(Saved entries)
☆ ☆ ☆ ☆ ☆
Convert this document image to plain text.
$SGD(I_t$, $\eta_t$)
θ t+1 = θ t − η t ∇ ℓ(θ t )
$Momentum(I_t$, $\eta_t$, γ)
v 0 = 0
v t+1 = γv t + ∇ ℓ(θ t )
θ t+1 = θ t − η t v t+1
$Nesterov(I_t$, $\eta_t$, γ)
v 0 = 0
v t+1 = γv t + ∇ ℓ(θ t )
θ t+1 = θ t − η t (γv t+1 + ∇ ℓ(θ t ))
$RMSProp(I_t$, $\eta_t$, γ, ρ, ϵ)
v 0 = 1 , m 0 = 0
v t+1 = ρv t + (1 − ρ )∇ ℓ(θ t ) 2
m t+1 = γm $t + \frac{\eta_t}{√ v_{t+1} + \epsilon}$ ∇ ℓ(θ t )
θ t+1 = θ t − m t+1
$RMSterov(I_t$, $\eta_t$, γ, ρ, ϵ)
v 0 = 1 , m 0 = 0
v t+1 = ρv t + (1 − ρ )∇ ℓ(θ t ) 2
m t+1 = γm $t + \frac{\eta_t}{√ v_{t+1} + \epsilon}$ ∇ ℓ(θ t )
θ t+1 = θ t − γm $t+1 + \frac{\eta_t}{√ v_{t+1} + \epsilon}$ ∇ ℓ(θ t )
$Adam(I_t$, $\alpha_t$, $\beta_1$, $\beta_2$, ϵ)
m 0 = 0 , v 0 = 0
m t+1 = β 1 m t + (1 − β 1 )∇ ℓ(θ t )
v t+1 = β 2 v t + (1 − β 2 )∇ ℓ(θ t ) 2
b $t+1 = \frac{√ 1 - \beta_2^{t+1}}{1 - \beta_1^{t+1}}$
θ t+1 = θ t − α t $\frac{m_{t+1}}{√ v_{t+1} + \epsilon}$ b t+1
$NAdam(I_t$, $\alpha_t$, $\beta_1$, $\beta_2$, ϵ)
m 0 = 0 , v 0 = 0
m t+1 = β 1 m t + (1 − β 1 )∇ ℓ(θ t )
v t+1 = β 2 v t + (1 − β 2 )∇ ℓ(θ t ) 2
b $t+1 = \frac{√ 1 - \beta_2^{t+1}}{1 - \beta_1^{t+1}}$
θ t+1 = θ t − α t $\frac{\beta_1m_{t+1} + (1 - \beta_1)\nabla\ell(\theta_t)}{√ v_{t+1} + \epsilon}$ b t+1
☆ ☆ ☆ ☆ ☆
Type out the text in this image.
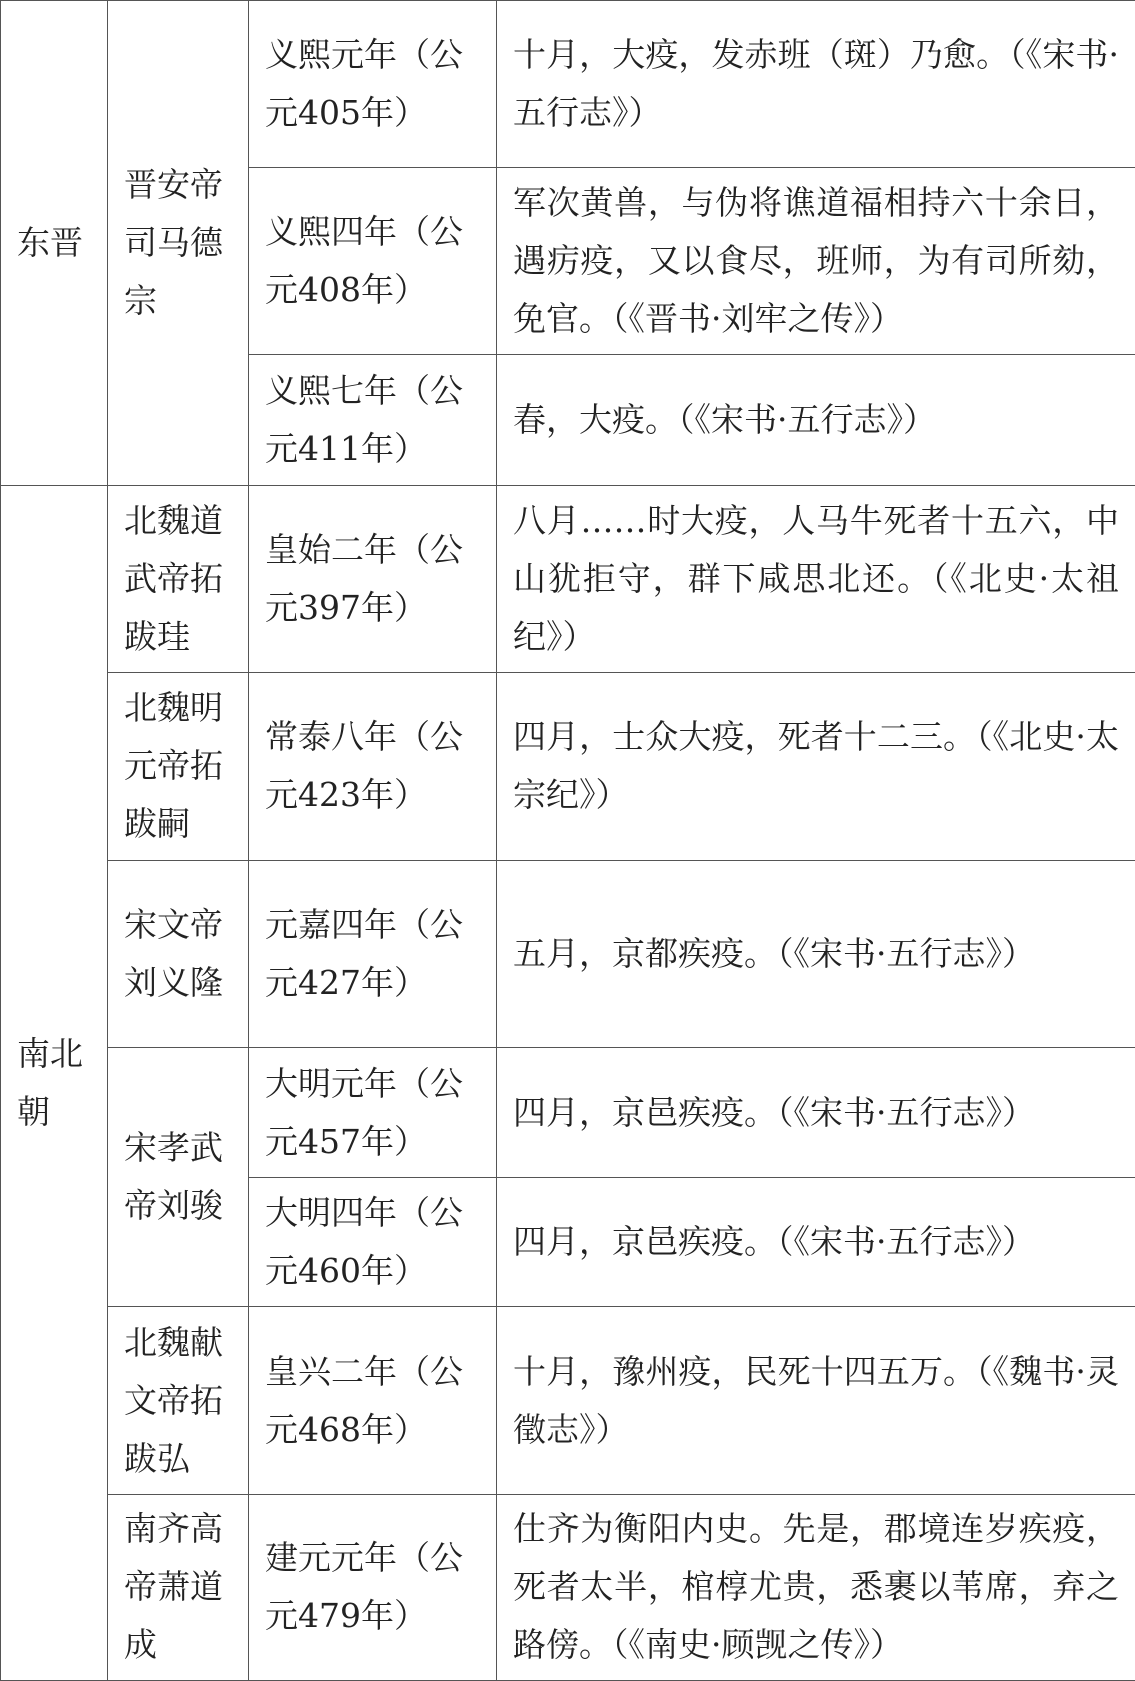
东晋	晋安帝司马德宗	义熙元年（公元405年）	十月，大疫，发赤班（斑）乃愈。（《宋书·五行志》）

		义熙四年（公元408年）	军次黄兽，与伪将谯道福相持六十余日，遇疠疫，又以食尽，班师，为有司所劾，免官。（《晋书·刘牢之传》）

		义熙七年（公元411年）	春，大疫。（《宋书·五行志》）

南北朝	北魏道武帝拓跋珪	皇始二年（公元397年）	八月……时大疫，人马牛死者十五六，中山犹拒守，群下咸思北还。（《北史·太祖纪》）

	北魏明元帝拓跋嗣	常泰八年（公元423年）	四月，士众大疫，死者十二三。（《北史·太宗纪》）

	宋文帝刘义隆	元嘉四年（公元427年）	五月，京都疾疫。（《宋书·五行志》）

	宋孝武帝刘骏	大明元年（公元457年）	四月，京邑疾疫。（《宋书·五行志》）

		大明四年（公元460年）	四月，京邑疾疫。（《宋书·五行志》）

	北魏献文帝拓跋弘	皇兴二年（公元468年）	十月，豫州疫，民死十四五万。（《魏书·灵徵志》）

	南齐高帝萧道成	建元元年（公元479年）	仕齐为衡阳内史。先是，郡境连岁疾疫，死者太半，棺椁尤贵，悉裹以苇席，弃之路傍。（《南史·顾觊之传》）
☆ ☆ ☆ ☆ ☆
• Brief:
From the entries above, list each line with "image" in it.

• Output of the exercise:
Convert this document image to plain text.
Type out the text in this image.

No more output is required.